Alıştırmanın amacı: Aşağıdaki, PKK ile yürütülen silahsızlanma süreci hakkındaki metinden "Cumhurbaşkanı Erdoğan’ın ne" ifadesiyle başlayıp "bu ustalığını gösterdi." ifadesine kadar devam eden bölümü hiç değiştirmeden yazın.

Verilen metin:
=-=-=-=-=
Cumhurbaşkanı Erdoğan’ın ne kadar usta bir siyasi taktisyen olduğu biliniyor. 50 yıldır gerilla mücadelesi veren PKK ile yürütülen silahsızlanma sürecinde de bu ustalığını gösterdi.
Süreç, aslında iktidarın barış niyetinden ziyade, bölgesel bir zorunluluktan doğdu: ABD’de Trump’ın Suriye’den çekilme niyeti, Suriye’de cihatçıların iktidara yürüyüşü, İsrail’in Ortadoğu’da etkisinin artması ve Kürtlerle yakınlaşması, Ankara’yı Kürtlerle barış fikrine sevk etti. Erdoğan, bir yandan da içerde azalan oylarını Kürt seçmenin oylarıyla dengeleyebileceğini umuyordu. Ancak bunu yaparken, yıllarca ötekileştirme politikasıyla konsolide ettiği muhafazakar tabanını da küstürmemek zorundaydı. O yüzden PKK ile barış sürecinin bayraktarlığını ortağı MHP lideri Bahçeli üstlendi. Savaşın en şahin savunucusunun bir gecede barış güvercinine dönüşmesi şaşırtıcıydı ama milliyetçi tepkili dizginleyebilecek en önemli aktör de oydu. Böylece Erdoğan, ateşe dokunmadan fırındaki ekmeği yiyebilecekti. Son anda bu kazançlar listesine bir de muhalefete darbeyi eklemek istedi. Ana muhalefet partisi CHP, çözüme destek vermezse onu “barışı istemeyen parti” olarak ilan edip köşeye sıkıştırabilirdi. Böylece Kürt seçmenle CHP’nin arasını açabilir, muhalefet cephesini bölebilirdi. Meclis’te bir komisyon kurdurup CHP’yi davet etti. Ancak CHP lideri oyunu fark edip komisyona üye vereceklerini ilan etti. Bunun üzerine yeni bir tuzak kuruldu. Bahçeli, komisyonun, İmralı’ya gidip PKK’nın hükümlü lideri Abdullah Öcalan’la görüşmesini istedi. CHP, bir kez daha kurucusu olmadığı bir oyunun aktörü durumuna girmişti. Bu kez, “Hayır” dedi. Ve beklenen oldu: İktidar ve Kürtlerin büyük çoğunluğu CHP’yi “barış düşmanı” ilan etti. İktidardaki AKP-MHP ortaklığının yıllardır izlediği baskı politikası unutturulurken CHP, barışın önündeki engel ilan edildi.
=-=-=-=-=
Sağlanan materyal:
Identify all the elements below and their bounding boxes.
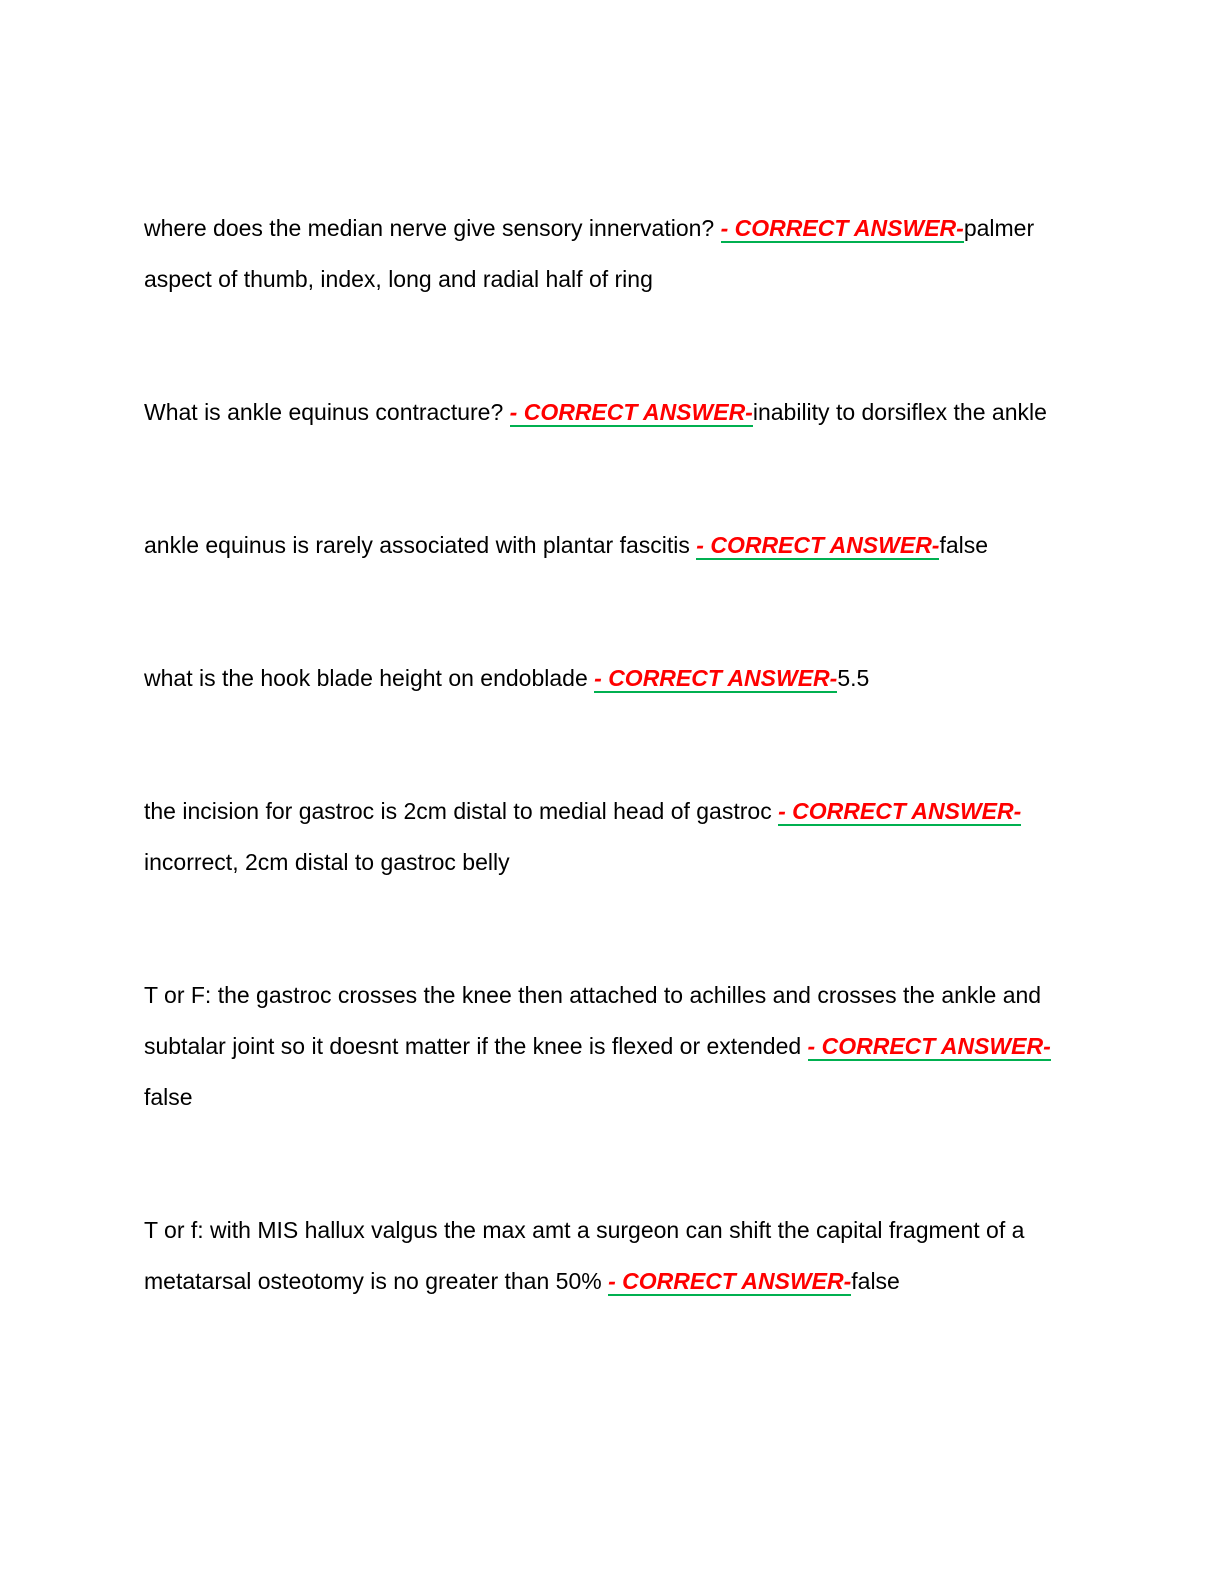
=-=-=-=-=
Doğru yanıt:
Cumhurbaşkanı Erdoğan’ın ne kadar usta bir siyasi taktisyen olduğu biliniyor. 50 yıldır gerilla mücadelesi veren PKK ile yürütülen silahsızlanma sürecinde de bu ustalığını gösterdi.